(Metin Bloğu):
━━━━━━━━

28 Haziran 2010 Pazartesi

Wisniewski ve Efes

Rako twitter hesabından Efes'in wisniewski ile ilgilendiğine dair bir duyumunu paylaşmış. Bence iyi transfer olur. hem 1 hem de 2 numarada oynayabilir. Savunması da fena edğil. Şutu oldukça iyi ve penetre edebiliyor. Beklenen düzeyde bir oyuncu olmasa da yararlı olacağını düşünüyorum. Oyun kurucu peşinde olmaları bile doğrusu beni heyecanlandırıyor.

22 Haziran 2010 Salı

Tebrikler Marsel


Basketboldan sonra izlemekte en keyif aldığım spor dalı tenistir. Oynamaktan en çok keyif aldığım spor da tenis... Faruk'la benim tenis geçmişimizi anlatsam roman olur. Neyseki roman yazacak havada değilim.


Marsel İlhan'da belki roman yazmadı ama tarih yazdı. Türkiye tenis tarihinde bir ilk daha gerçekleştirdi. 2-0 geriye düştüğünde acaba olmayacak mı sorusu akıllara geldi ama seti 2-1'e getiriken sergilediği oyunu görünce bu iş oldu dedim. Marsel hem servislerdeki etkinliği hem de etkili forehand vuruşları ile rakibini adeta sahadan sildi.


İzlediğim Marsel her turnuvada oyunu üzerine bir şeyler ekliyor. İleride daha da iyi bir Marsel izleyeceğimizi düşünüyorum. Marsel'in başarısının Türkiye'deki amatör sporlar ve sporcular için önemli bir teşvik olacağını düşünüyorum. Amatör sporcular için önemli bir kapı aralanıyor. Zorluklar içinde memleketi temsil etmeye çalışan Marseller, Denizler, İpekler, Tubalar ve diğerlerinin başarılarını bu sayfalarda alkışlamak ümidiyle...

21 Haziran 2010 Pazartesi

Perasovic Aranan Koç mu?

Perasovic Efes Pilsen'de. Hayırlı olmasını dileyelim. Son dönemin yıldızı parlayan koçlarından. İspanya'daki kariyerinden sonra (tau haricinde pek de iyi değildi) memleketine dönerek Cibona'yı çalıştırdı.
Obradovic, Kunter, Represa gibi isimler daha iyi olabilirdi ancak bunun önemli bir değişim olduğunu da söylemek için müneccim olmaya gerek yok.
Perasovic tercihi ile Efes Amerikalı değil Avrupalı oyunculara yönelecektir. Efes'in basketbol felsefesine daha uygun bir takım kurulacağını umuyorum.
Daha sert bir Efes izleyeceğimizi de söyleyebiliriz. Yapılacak transferlerden sonra daha ayrıntılı yorum yaparız. Hayırlı olması dileğiyle

19 Haziran 2010 Cumartesi

Serhat Çetin Beşiktaş'ta


Serhat Çetin kariyeri için önemli bir adım attı. Fenerbahçe'de süre aldığında önemli işler yapan Serhat gerekli süreleri alamamış ve beklenen gelişimi bir türlü gösterememişti. Beşiktaşın dar rotasyonunda aldığı süreleri çok iyi kullanarak seneye çok daha iyi kontratlar elde edeceğini düşünüyorum. Hem Beşiktaşa hem de Serhat'a hayırlı olması dileğiyle

17 Haziran 2010 Perşembe

Oyun Kurucu Transferleri: Tutku-Cüneyt-Engin


Birer gün ara ile önemli yerli oyun kurucularımızın transfer olduğunu gördük.

━━━━━━━━

(Verilen Kayıtlar):
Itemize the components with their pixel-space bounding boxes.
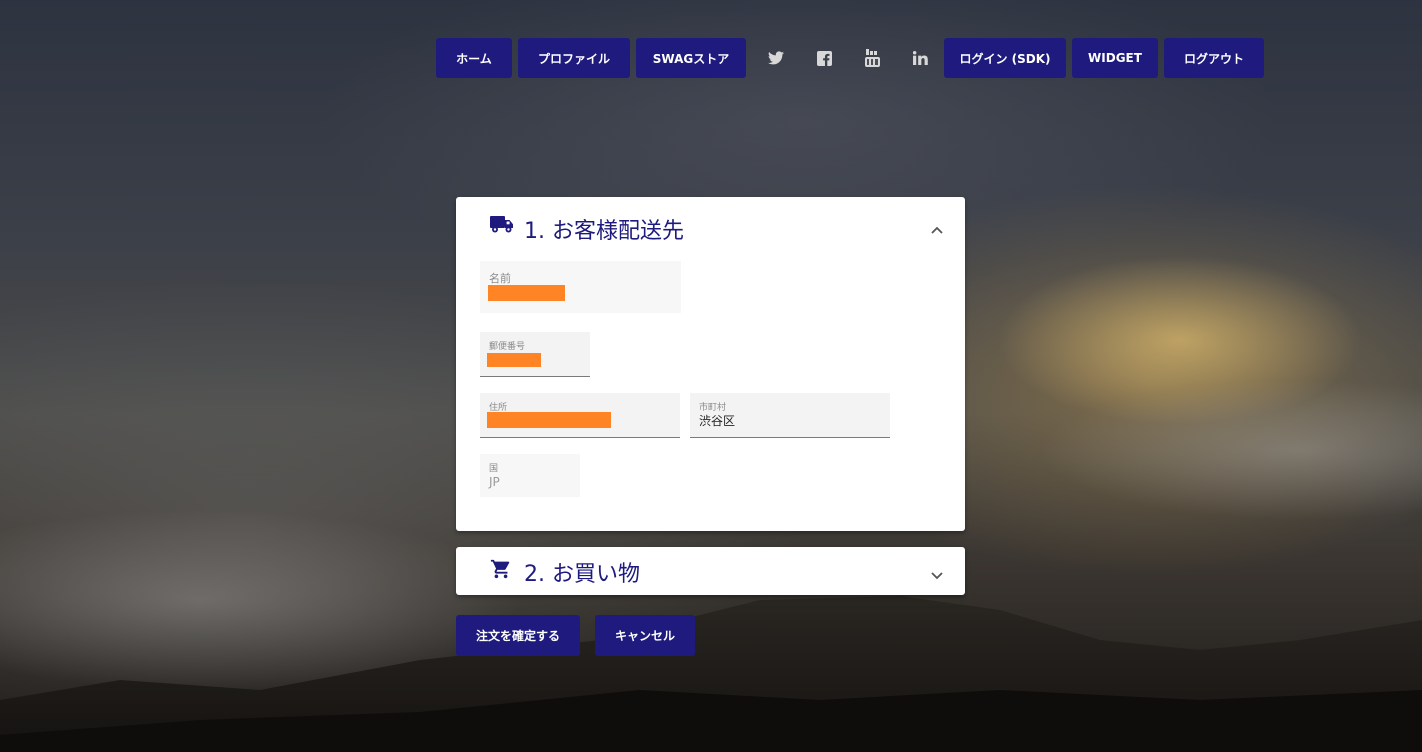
chevron-down-icon[interactable] [931, 565, 943, 584]
twitter-icon[interactable] [752, 38, 800, 78]
country-field-label: 国 [489, 464, 499, 474]
nav-swag-store-button[interactable]: SWAGストア [636, 38, 746, 78]
cart-icon [490, 558, 512, 584]
shipping-panel-title: 1. お客様配送先 [524, 219, 684, 244]
postal-code-field[interactable]: 郵便番号 [480, 332, 590, 377]
nav-home-button[interactable]: ホーム [436, 38, 512, 78]
postal-code-field-label: 郵便番号 [489, 342, 526, 352]
city-field-value: 渋谷区 [699, 414, 736, 428]
nav-logout-button[interactable]: ログアウト [1164, 38, 1264, 78]
name-field[interactable]: 名前 [480, 261, 681, 313]
truck-icon [490, 216, 514, 237]
linkedin-icon[interactable] [896, 38, 944, 78]
shopping-panel-header[interactable]: 2. お買い物 [456, 547, 965, 595]
name-field-label: 名前 [489, 272, 511, 285]
shipping-panel: 1. お客様配送先 名前 郵便番号 住所 市町村 渋谷区 国 JP [456, 197, 965, 531]
shopping-panel: 2. お買い物 [456, 547, 965, 595]
confirm-order-button[interactable]: 注文を確定する [456, 615, 580, 656]
nav-login-sdk-button[interactable]: ログイン (SDK) [944, 38, 1066, 78]
address-field[interactable]: 住所 [480, 393, 680, 438]
facebook-icon[interactable] [800, 38, 848, 78]
country-field: 国 JP [480, 454, 580, 497]
chevron-up-icon[interactable] [931, 219, 943, 238]
country-field-value: JP [489, 475, 500, 489]
youtube-icon[interactable] [848, 38, 896, 78]
top-nav: ホーム プロファイル SWAGストア ログイン (SDK) WIDGET ログア… [436, 38, 1264, 78]
nav-profile-button[interactable]: プロファイル [518, 38, 630, 78]
name-field-redacted-value [488, 285, 565, 301]
shopping-panel-title: 2. お買い物 [524, 562, 640, 587]
shipping-panel-header[interactable]: 1. お客様配送先 [456, 197, 965, 257]
address-redacted-value [487, 412, 611, 428]
cancel-button[interactable]: キャンセル [595, 615, 695, 656]
city-field[interactable]: 市町村 渋谷区 [690, 393, 890, 438]
postal-code-redacted-value [487, 353, 541, 367]
nav-widget-button[interactable]: WIDGET [1072, 38, 1158, 78]
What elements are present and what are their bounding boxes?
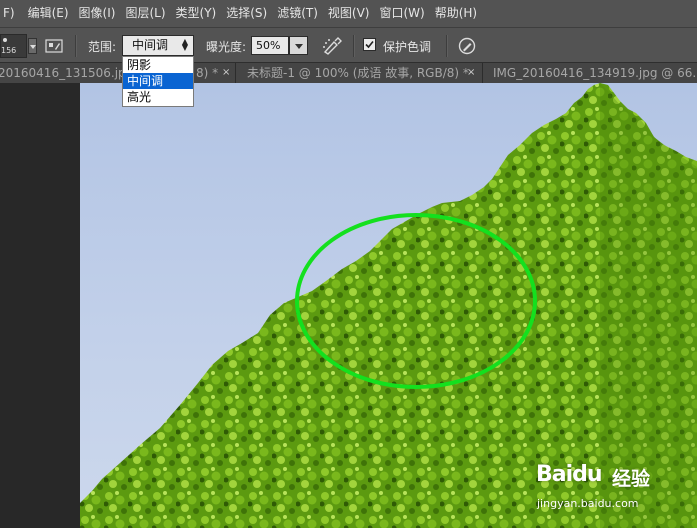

━━━━━━━━

(Üzerinde Çalışılacaklar):
1. Metin bloğuna göre Perasovic, İspanya'daki kariyerinin ardından memleketine dönünce hangi takımı çalıştırdı?
2. Metin bloğunda "Rako twitter hesabından" ifadesinden başlayıp "yazacak havada değilim." ifadesine kadar olan kısmı, bu iki ifade de dahil olmak üzere hiçbir değişiklik yapmadan yazın.

(Görev Sonuçları):
1. Cibona'yı çalıştırdı.

2.
Rako twitter hesabından Efes'in wisniewski ile ilgilendiğine dair bir duyumunu paylaşmış. Bence iyi transfer olur. hem 1 hem de 2 numarada oynayabilir. Savunması da fena edğil. Şutu oldukça iyi ve penetre edebiliyor. Beklenen düzeyde bir oyuncu olmasa da yararlı olacağını düşünüyorum. Oyun kurucu peşinde olmaları bile doğrusu beni heyecanlandırıyor.

22 Haziran 2010 Salı

Tebrikler Marsel


Basketboldan sonra izlemekte en keyif aldığım spor dalı tenistir. Oynamaktan en çok keyif aldığım spor da tenis... Faruk'la benim tenis geçmişimizi anlatsam roman olur. Neyseki roman yazacak havada değilim.